● **INSTRUCTIONS FOR THE TASK**
Determine how many lines include the word "with", then give that number and nothing more.

— START THE DATA —

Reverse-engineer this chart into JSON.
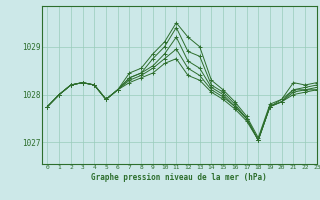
{
  "title": "Graphe pression niveau de la mer (hPa)",
  "bg_color": "#cce8e8",
  "grid_color": "#99ccbb",
  "line_color": "#2d6e2d",
  "xlim": [
    -0.5,
    23
  ],
  "ylim": [
    1026.55,
    1029.85
  ],
  "yticks": [
    1027,
    1028,
    1029
  ],
  "xticks": [
    0,
    1,
    2,
    3,
    4,
    5,
    6,
    7,
    8,
    9,
    10,
    11,
    12,
    13,
    14,
    15,
    16,
    17,
    18,
    19,
    20,
    21,
    22,
    23
  ],
  "series": [
    [
      1027.75,
      1028.0,
      1028.2,
      1028.25,
      1028.2,
      1027.9,
      1028.1,
      1028.45,
      1028.55,
      1028.85,
      1029.1,
      1029.5,
      1029.2,
      1029.0,
      1028.3,
      1028.1,
      1027.85,
      1027.55,
      1027.1,
      1027.8,
      1027.9,
      1028.25,
      1028.2,
      1028.25
    ],
    [
      1027.75,
      1028.0,
      1028.2,
      1028.25,
      1028.2,
      1027.9,
      1028.1,
      1028.35,
      1028.45,
      1028.75,
      1029.0,
      1029.4,
      1028.9,
      1028.8,
      1028.2,
      1028.05,
      1027.8,
      1027.5,
      1027.05,
      1027.75,
      1027.9,
      1028.1,
      1028.15,
      1028.2
    ],
    [
      1027.75,
      1028.0,
      1028.2,
      1028.25,
      1028.2,
      1027.9,
      1028.1,
      1028.35,
      1028.45,
      1028.6,
      1028.85,
      1029.2,
      1028.7,
      1028.55,
      1028.15,
      1028.0,
      1027.75,
      1027.5,
      1027.05,
      1027.75,
      1027.85,
      1028.1,
      1028.1,
      1028.15
    ],
    [
      1027.75,
      1028.0,
      1028.2,
      1028.25,
      1028.2,
      1027.9,
      1028.1,
      1028.3,
      1028.4,
      1028.55,
      1028.75,
      1028.95,
      1028.55,
      1028.4,
      1028.1,
      1027.95,
      1027.75,
      1027.5,
      1027.05,
      1027.75,
      1027.85,
      1028.05,
      1028.1,
      1028.1
    ],
    [
      1027.75,
      1028.0,
      1028.2,
      1028.25,
      1028.2,
      1027.9,
      1028.1,
      1028.25,
      1028.35,
      1028.45,
      1028.65,
      1028.75,
      1028.4,
      1028.3,
      1028.05,
      1027.9,
      1027.7,
      1027.45,
      1027.05,
      1027.75,
      1027.85,
      1028.0,
      1028.05,
      1028.1
    ]
  ]
}
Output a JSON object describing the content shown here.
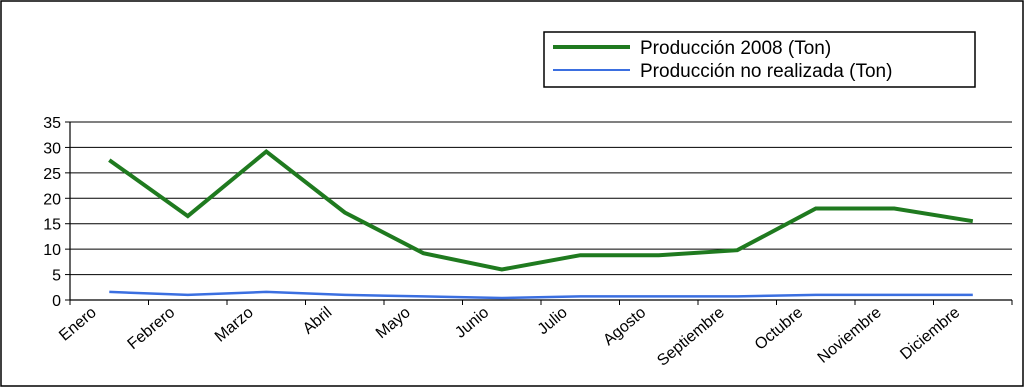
{
  "chart_data": {
    "type": "line",
    "categories": [
      "Enero",
      "Febrero",
      "Marzo",
      "Abril",
      "Mayo",
      "Junio",
      "Julio",
      "Agosto",
      "Septiembre",
      "Octubre",
      "Noviembre",
      "Diciembre"
    ],
    "series": [
      {
        "name": "Producción 2008 (Ton)",
        "color": "#1f7a1f",
        "values": [
          27.5,
          16.5,
          29.2,
          17.2,
          9.2,
          6.0,
          8.8,
          8.8,
          9.8,
          18.0,
          18.0,
          15.5
        ]
      },
      {
        "name": "Producción no realizada (Ton)",
        "color": "#3b6fe0",
        "values": [
          1.6,
          1.0,
          1.6,
          1.0,
          0.7,
          0.4,
          0.7,
          0.7,
          0.7,
          1.0,
          1.0,
          1.0
        ]
      }
    ],
    "ylim": [
      0,
      35
    ],
    "yticks": [
      0,
      5,
      10,
      15,
      20,
      25,
      30,
      35
    ],
    "grid": true,
    "legend_position": "top-right",
    "title": "",
    "xlabel": "",
    "ylabel": ""
  }
}
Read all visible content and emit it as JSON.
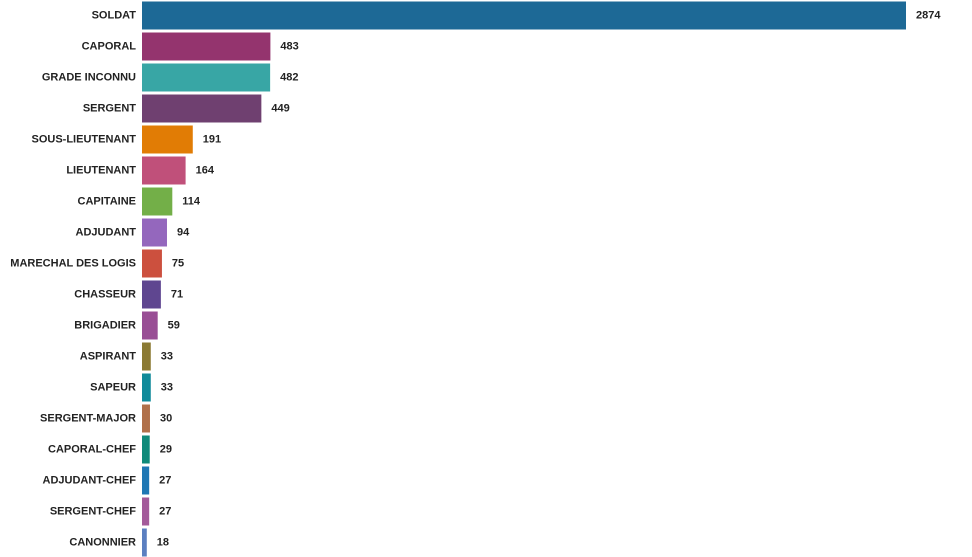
{
  "chart_data": {
    "type": "bar",
    "orientation": "horizontal",
    "title": "",
    "xlabel": "",
    "ylabel": "",
    "grid": false,
    "legend": "none",
    "categories": [
      "SOLDAT",
      "CAPORAL",
      "GRADE INCONNU",
      "SERGENT",
      "SOUS-LIEUTENANT",
      "LIEUTENANT",
      "CAPITAINE",
      "ADJUDANT",
      "MARECHAL DES LOGIS",
      "CHASSEUR",
      "BRIGADIER",
      "ASPIRANT",
      "SAPEUR",
      "SERGENT-MAJOR",
      "CAPORAL-CHEF",
      "ADJUDANT-CHEF",
      "SERGENT-CHEF",
      "CANONNIER"
    ],
    "values": [
      2874,
      483,
      482,
      449,
      191,
      164,
      114,
      94,
      75,
      71,
      59,
      33,
      33,
      30,
      29,
      27,
      27,
      18
    ],
    "colors": [
      "#1d6996",
      "#94346e",
      "#38a6a5",
      "#6f4070",
      "#e17c05",
      "#c0507a",
      "#73af48",
      "#9467bd",
      "#cc503e",
      "#5f4690",
      "#994e95",
      "#8b7a33",
      "#0f8a9a",
      "#b0704a",
      "#0f8a7a",
      "#1f77b4",
      "#a35a9a",
      "#5b7fc0"
    ],
    "xlim": [
      0,
      2874
    ]
  }
}
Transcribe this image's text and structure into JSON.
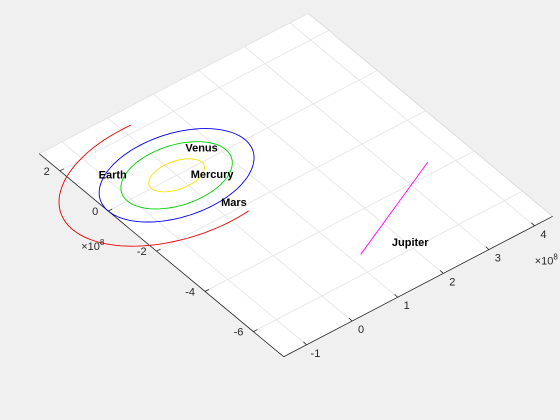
{
  "chart_data": {
    "type": "line",
    "view": "3d",
    "title": "",
    "xlabel": "",
    "ylabel": "",
    "grid": true,
    "x_axis": {
      "ticks": [
        -1,
        0,
        1,
        2,
        3,
        4
      ],
      "tick_labels": [
        "-1",
        "0",
        "1",
        "2",
        "3",
        "4"
      ],
      "exponent_label": "×10",
      "exponent_power": "8"
    },
    "y_axis": {
      "ticks": [
        -6,
        -4,
        -2,
        0,
        2
      ],
      "tick_labels": [
        "-6",
        "-4",
        "-2",
        "0",
        "2"
      ],
      "exponent_label": "×10",
      "exponent_power": "8"
    },
    "series": [
      {
        "name": "Mercury",
        "type": "ellipse",
        "semi_major": 0.55,
        "semi_minor": 0.5,
        "start_deg": 0,
        "end_deg": 360,
        "color": "#ffe000"
      },
      {
        "name": "Venus",
        "type": "ellipse",
        "semi_major": 1.08,
        "semi_minor": 1.08,
        "start_deg": 0,
        "end_deg": 360,
        "color": "#00d000"
      },
      {
        "name": "Earth",
        "type": "ellipse",
        "semi_major": 1.5,
        "semi_minor": 1.5,
        "start_deg": 0,
        "end_deg": 360,
        "color": "#0000ee"
      },
      {
        "name": "Mars",
        "type": "ellipse",
        "semi_major": 2.28,
        "semi_minor": 2.27,
        "start_deg": 85,
        "end_deg": 282,
        "color": "#ee0000"
      },
      {
        "name": "Jupiter",
        "type": "segment",
        "x": [
          1.2,
          3.6
        ],
        "y": [
          -5.35,
          -3.6
        ],
        "color": "#ff00ff"
      }
    ],
    "labels": [
      {
        "text": "Earth",
        "x": -1.1,
        "y": 1.15
      },
      {
        "text": "Venus",
        "x": 0.5,
        "y": 0.58
      },
      {
        "text": "Mercury",
        "x": 0.15,
        "y": -0.3
      },
      {
        "text": "Mars",
        "x": 0.1,
        "y": -1.65
      },
      {
        "text": "Jupiter",
        "x": 1.75,
        "y": -5.6
      }
    ]
  }
}
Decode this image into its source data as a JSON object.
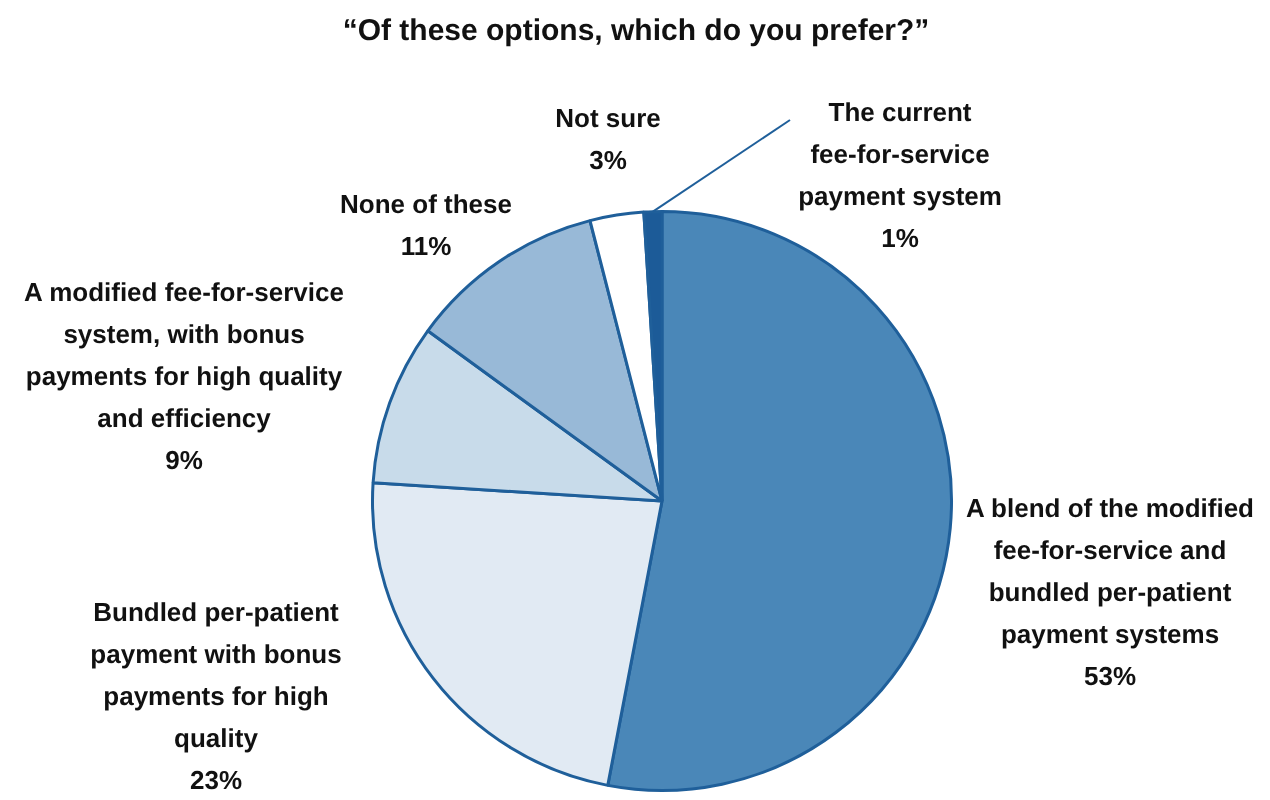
{
  "chart_data": {
    "type": "pie",
    "title": "“Of these options, which do you prefer?”",
    "categories": [
      "A blend of the modified fee-for-service and bundled per-patient payment systems",
      "Bundled per-patient payment with bonus payments for high quality",
      "A modified fee-for-service system, with bonus payments for high quality and efficiency",
      "None of these",
      "Not sure",
      "The current fee-for-service payment system"
    ],
    "values": [
      53,
      23,
      9,
      11,
      3,
      1
    ],
    "value_labels": [
      "53%",
      "23%",
      "9%",
      "11%",
      "3%",
      "1%"
    ],
    "colors": [
      "#4a87b8",
      "#e1eaf3",
      "#c8dbea",
      "#98b9d7",
      "#ffffff",
      "#1c5b98"
    ],
    "legend": false
  }
}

— END THE DATA —

● **COMPLETE OUTPUT**
2